>> START Records supplied
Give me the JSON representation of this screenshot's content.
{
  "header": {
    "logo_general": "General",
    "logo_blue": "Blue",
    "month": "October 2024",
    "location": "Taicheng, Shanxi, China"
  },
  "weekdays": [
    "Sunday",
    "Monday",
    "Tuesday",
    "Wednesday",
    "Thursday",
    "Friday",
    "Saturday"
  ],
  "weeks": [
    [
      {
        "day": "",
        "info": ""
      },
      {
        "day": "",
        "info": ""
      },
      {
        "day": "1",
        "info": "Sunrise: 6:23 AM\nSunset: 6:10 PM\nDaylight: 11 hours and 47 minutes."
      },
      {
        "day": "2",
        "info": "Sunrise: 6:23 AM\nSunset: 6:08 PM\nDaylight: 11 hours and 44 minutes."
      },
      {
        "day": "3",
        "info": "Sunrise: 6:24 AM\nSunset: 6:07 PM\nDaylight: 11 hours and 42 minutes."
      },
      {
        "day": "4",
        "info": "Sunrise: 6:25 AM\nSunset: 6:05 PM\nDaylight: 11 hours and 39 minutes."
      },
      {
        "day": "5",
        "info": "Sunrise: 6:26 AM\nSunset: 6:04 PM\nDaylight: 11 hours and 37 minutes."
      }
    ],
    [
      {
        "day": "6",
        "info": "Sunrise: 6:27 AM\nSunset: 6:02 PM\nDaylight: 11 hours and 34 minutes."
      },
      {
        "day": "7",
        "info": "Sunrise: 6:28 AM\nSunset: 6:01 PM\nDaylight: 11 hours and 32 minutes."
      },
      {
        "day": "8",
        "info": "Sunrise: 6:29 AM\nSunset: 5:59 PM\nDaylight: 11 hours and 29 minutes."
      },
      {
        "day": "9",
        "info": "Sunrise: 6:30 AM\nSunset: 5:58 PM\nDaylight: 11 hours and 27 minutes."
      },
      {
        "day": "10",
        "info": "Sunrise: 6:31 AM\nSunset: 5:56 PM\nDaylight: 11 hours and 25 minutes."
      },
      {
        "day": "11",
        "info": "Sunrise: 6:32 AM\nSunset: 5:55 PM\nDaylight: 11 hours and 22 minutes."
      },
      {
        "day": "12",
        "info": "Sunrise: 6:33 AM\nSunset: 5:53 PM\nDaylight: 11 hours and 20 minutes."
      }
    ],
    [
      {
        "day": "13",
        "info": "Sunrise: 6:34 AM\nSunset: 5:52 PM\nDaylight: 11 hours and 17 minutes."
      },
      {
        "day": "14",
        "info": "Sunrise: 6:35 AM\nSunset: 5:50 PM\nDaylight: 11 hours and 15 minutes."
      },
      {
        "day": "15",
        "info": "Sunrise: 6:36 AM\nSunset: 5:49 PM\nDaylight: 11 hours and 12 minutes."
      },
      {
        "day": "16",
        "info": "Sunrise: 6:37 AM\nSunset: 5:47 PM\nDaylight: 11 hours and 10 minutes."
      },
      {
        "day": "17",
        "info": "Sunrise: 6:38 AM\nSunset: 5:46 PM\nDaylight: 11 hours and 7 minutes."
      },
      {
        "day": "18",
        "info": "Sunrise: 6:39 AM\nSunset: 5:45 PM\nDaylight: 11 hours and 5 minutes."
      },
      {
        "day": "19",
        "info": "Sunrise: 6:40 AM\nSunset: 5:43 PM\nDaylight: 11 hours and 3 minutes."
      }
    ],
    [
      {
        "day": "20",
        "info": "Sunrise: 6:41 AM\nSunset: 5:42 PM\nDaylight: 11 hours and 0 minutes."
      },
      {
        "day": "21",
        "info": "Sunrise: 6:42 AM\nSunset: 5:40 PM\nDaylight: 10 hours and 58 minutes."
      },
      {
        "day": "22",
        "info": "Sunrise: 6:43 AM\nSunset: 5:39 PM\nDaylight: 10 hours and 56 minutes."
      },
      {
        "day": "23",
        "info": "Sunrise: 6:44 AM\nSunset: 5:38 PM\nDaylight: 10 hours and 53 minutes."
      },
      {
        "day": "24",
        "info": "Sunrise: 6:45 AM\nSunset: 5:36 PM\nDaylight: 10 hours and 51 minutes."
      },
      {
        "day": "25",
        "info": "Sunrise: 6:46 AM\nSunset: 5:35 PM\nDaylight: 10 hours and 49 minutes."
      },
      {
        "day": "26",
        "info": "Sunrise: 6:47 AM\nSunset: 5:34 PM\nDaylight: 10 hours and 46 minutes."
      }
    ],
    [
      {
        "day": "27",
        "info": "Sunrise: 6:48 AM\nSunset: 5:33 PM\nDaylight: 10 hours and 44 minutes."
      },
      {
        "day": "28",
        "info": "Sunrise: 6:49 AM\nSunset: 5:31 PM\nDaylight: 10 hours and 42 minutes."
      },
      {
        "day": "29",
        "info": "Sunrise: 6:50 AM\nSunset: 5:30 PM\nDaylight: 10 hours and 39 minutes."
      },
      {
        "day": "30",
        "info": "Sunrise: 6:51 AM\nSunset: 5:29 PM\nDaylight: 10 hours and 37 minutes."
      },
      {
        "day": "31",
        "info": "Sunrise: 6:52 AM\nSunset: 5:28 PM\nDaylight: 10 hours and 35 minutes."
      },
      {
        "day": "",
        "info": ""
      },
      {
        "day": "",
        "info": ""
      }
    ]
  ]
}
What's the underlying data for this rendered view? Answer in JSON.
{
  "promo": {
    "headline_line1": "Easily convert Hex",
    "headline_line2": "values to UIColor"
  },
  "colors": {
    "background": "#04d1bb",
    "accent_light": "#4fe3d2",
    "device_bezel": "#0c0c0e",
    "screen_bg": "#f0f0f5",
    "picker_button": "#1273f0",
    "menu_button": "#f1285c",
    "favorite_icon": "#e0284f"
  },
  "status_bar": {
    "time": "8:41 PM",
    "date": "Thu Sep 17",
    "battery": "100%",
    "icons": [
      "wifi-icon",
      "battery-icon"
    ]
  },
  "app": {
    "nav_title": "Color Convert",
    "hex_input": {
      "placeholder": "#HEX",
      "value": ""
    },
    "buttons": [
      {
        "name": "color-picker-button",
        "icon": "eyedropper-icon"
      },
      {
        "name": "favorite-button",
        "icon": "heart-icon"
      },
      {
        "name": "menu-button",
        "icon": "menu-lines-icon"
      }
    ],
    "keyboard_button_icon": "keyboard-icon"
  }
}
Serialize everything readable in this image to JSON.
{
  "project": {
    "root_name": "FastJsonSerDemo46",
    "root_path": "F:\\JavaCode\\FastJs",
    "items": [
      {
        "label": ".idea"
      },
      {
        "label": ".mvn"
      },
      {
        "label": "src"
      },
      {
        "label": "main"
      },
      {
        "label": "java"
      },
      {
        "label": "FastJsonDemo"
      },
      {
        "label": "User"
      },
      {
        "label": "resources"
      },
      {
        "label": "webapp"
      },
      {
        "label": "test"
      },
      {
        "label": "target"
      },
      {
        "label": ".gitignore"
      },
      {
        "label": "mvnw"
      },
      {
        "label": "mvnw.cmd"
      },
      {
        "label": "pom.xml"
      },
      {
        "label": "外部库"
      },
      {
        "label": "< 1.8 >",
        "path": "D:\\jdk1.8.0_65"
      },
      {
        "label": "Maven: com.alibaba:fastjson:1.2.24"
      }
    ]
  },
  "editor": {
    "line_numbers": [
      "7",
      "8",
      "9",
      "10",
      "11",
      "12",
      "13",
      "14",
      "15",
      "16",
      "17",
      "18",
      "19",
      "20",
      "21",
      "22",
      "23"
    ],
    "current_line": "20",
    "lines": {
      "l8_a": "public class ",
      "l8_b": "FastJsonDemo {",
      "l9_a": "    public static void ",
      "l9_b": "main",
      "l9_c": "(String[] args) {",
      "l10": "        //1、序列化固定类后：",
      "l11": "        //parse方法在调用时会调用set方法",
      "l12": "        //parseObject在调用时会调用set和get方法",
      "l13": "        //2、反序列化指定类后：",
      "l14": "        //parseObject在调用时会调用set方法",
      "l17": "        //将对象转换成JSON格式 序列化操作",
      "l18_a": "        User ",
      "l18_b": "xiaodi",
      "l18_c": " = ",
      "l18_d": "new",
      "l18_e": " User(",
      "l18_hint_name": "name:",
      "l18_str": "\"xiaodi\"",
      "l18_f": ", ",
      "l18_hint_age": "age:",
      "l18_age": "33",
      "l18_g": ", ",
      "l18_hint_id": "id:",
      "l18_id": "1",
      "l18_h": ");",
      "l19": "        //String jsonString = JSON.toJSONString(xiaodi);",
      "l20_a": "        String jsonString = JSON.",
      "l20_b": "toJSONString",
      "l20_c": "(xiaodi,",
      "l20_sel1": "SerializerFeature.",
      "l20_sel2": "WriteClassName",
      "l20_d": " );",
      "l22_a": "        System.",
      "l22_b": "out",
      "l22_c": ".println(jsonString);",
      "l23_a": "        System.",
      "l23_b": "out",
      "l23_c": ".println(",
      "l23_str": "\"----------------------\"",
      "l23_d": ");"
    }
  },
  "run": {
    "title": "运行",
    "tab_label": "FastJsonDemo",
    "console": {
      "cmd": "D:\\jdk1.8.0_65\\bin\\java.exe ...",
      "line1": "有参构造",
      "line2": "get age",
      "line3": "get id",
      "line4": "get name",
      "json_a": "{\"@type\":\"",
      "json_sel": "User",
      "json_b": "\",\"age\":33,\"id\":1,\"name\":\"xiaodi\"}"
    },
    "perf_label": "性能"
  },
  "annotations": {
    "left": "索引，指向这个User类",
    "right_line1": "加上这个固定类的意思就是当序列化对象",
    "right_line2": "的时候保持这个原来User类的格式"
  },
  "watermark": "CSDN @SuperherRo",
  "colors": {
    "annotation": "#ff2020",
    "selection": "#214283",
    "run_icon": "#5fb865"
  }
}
>> END Records supplied
→ **Set task**:
List every line in the records above that contains the word "FastJsonDemo".

→ **Written solution**:
        "label": "FastJsonDemo"
      "l8_b": "FastJsonDemo {",
    "tab_label": "FastJsonDemo",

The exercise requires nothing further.